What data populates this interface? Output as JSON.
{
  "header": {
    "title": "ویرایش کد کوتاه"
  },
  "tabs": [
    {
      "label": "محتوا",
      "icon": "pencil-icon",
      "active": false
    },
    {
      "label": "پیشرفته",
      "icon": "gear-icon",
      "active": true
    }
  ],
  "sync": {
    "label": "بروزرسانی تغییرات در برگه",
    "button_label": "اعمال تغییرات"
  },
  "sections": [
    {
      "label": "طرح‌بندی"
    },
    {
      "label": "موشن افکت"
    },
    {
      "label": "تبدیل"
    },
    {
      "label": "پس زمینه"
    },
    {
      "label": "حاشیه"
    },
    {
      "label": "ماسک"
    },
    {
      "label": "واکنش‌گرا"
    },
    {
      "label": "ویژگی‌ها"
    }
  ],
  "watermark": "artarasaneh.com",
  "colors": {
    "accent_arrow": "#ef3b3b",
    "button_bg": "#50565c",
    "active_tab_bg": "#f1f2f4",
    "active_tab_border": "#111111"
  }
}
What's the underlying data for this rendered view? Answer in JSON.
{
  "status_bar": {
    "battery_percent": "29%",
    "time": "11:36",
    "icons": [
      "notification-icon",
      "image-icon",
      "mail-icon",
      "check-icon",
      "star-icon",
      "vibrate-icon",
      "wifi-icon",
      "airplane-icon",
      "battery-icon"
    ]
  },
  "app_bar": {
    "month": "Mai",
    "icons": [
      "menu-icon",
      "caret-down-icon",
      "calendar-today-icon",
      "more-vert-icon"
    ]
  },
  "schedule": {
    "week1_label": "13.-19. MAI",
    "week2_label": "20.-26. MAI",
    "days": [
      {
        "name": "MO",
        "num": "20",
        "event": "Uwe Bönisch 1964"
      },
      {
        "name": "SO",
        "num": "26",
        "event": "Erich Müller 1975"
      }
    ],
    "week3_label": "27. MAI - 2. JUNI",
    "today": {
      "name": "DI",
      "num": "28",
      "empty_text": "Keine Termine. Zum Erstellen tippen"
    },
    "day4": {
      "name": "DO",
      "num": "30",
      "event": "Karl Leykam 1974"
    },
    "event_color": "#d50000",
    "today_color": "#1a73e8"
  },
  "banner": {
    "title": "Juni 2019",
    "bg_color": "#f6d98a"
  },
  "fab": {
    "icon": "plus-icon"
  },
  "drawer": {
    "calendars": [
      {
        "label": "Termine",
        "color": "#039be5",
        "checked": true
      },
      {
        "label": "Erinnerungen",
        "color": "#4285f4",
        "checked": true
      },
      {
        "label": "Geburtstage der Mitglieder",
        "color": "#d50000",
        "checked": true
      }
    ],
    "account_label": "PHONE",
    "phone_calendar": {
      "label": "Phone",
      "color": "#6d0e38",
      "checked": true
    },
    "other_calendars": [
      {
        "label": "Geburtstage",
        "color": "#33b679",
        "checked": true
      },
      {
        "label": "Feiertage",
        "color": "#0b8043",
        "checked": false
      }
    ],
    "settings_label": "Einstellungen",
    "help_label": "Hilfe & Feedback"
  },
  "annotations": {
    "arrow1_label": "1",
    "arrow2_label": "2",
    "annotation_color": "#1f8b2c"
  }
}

* EXERCISE: Copy out each line exactly.

* THE ANSWER:
What data populates this interface? Output as JSON.
{
  "header": {
    "title": "ویرایش کد کوتاه"
  },
  "tabs": [
    {
      "label": "محتوا",
      "icon": "pencil-icon",
      "active": false
    },
    {
      "label": "پیشرفته",
      "icon": "gear-icon",
      "active": true
    }
  ],
  "sync": {
    "label": "بروزرسانی تغییرات در برگه",
    "button_label": "اعمال تغییرات"
  },
  "sections": [
    {
      "label": "طرح‌بندی"
    },
    {
      "label": "موشن افکت"
    },
    {
      "label": "تبدیل"
    },
    {
      "label": "پس زمینه"
    },
    {
      "label": "حاشیه"
    },
    {
      "label": "ماسک"
    },
    {
      "label": "واکنش‌گرا"
    },
    {
      "label": "ویژگی‌ها"
    }
  ],
  "watermark": "artarasaneh.com",
  "colors": {
    "accent_arrow": "#ef3b3b",
    "button_bg": "#50565c",
    "active_tab_bg": "#f1f2f4",
    "active_tab_border": "#111111"
  }
}
What's the underlying data for this rendered view? Answer in JSON.
{
  "status_bar": {
    "battery_percent": "29%",
    "time": "11:36",
    "icons": [
      "notification-icon",
      "image-icon",
      "mail-icon",
      "check-icon",
      "star-icon",
      "vibrate-icon",
      "wifi-icon",
      "airplane-icon",
      "battery-icon"
    ]
  },
  "app_bar": {
    "month": "Mai",
    "icons": [
      "menu-icon",
      "caret-down-icon",
      "calendar-today-icon",
      "more-vert-icon"
    ]
  },
  "schedule": {
    "week1_label": "13.-19. MAI",
    "week2_label": "20.-26. MAI",
    "days": [
      {
        "name": "MO",
        "num": "20",
        "event": "Uwe Bönisch 1964"
      },
      {
        "name": "SO",
        "num": "26",
        "event": "Erich Müller 1975"
      }
    ],
    "week3_label": "27. MAI - 2. JUNI",
    "today": {
      "name": "DI",
      "num": "28",
      "empty_text": "Keine Termine. Zum Erstellen tippen"
    },
    "day4": {
      "name": "DO",
      "num": "30",
      "event": "Karl Leykam 1974"
    },
    "event_color": "#d50000",
    "today_color": "#1a73e8"
  },
  "banner": {
    "title": "Juni 2019",
    "bg_color": "#f6d98a"
  },
  "fab": {
    "icon": "plus-icon"
  },
  "drawer": {
    "calendars": [
      {
        "label": "Termine",
        "color": "#039be5",
        "checked": true
      },
      {
        "label": "Erinnerungen",
        "color": "#4285f4",
        "checked": true
      },
      {
        "label": "Geburtstage der Mitglieder",
        "color": "#d50000",
        "checked": true
      }
    ],
    "account_label": "PHONE",
    "phone_calendar": {
      "label": "Phone",
      "color": "#6d0e38",
      "checked": true
    },
    "other_calendars": [
      {
        "label": "Geburtstage",
        "color": "#33b679",
        "checked": true
      },
      {
        "label": "Feiertage",
        "color": "#0b8043",
        "checked": false
      }
    ],
    "settings_label": "Einstellungen",
    "help_label": "Hilfe & Feedback"
  },
  "annotations": {
    "arrow1_label": "1",
    "arrow2_label": "2",
    "annotation_color": "#1f8b2c"
  }
}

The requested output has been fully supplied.